> [STATED EXERCISE]:
Every entry must be duplicated precisely as written.
-- INPUT MATERIAL start --
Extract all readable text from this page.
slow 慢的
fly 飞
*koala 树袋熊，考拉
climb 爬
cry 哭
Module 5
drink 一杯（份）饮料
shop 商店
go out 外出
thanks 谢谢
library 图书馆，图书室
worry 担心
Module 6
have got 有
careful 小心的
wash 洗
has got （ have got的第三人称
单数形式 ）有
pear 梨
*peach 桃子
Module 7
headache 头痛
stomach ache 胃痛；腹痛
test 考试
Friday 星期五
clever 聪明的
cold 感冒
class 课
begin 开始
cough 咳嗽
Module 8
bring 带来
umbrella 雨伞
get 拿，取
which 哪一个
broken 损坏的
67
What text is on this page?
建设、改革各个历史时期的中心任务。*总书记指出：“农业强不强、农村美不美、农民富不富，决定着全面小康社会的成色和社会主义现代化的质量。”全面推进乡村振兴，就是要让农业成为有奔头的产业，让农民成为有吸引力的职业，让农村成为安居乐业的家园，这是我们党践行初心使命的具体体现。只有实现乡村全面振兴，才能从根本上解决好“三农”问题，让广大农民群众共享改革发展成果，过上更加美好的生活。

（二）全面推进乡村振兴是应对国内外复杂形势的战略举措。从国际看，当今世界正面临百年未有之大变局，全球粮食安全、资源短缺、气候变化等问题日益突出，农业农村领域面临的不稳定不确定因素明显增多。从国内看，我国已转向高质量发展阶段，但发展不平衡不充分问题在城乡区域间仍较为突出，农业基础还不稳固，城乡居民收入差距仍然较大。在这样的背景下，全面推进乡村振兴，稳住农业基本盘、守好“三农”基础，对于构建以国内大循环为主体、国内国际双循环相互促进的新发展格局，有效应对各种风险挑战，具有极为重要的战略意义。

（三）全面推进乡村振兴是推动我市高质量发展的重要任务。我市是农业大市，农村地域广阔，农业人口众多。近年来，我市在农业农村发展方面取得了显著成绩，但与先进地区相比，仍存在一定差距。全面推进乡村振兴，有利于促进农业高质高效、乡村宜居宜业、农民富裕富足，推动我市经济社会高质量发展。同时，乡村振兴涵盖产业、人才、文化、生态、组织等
-- INPUT MATERIAL end --
> [RESPONSE]:
Extract all readable text from this page.
slow 慢的
fly 飞
*koala 树袋熊，考拉
climb 爬
cry 哭
Module 5
drink 一杯（份）饮料
shop 商店
go out 外出
thanks 谢谢
library 图书馆，图书室
worry 担心
Module 6
have got 有
careful 小心的
wash 洗
has got （ have got的第三人称
单数形式 ）有
pear 梨
*peach 桃子
Module 7
headache 头痛
stomach ache 胃痛；腹痛
test 考试
Friday 星期五
clever 聪明的
cold 感冒
class 课
begin 开始
cough 咳嗽
Module 8
bring 带来
umbrella 雨伞
get 拿，取
which 哪一个
broken 损坏的
67
What text is on this page?
建设、改革各个历史时期的中心任务。*总书记指出：“农业强不强、农村美不美、农民富不富，决定着全面小康社会的成色和社会主义现代化的质量。”全面推进乡村振兴，就是要让农业成为有奔头的产业，让农民成为有吸引力的职业，让农村成为安居乐业的家园，这是我们党践行初心使命的具体体现。只有实现乡村全面振兴，才能从根本上解决好“三农”问题，让广大农民群众共享改革发展成果，过上更加美好的生活。

（二）全面推进乡村振兴是应对国内外复杂形势的战略举措。从国际看，当今世界正面临百年未有之大变局，全球粮食安全、资源短缺、气候变化等问题日益突出，农业农村领域面临的不稳定不确定因素明显增多。从国内看，我国已转向高质量发展阶段，但发展不平衡不充分问题在城乡区域间仍较为突出，农业基础还不稳固，城乡居民收入差距仍然较大。在这样的背景下，全面推进乡村振兴，稳住农业基本盘、守好“三农”基础，对于构建以国内大循环为主体、国内国际双循环相互促进的新发展格局，有效应对各种风险挑战，具有极为重要的战略意义。

（三）全面推进乡村振兴是推动我市高质量发展的重要任务。我市是农业大市，农村地域广阔，农业人口众多。近年来，我市在农业农村发展方面取得了显著成绩，但与先进地区相比，仍存在一定差距。全面推进乡村振兴，有利于促进农业高质高效、乡村宜居宜业、农民富裕富足，推动我市经济社会高质量发展。同时，乡村振兴涵盖产业、人才、文化、生态、组织等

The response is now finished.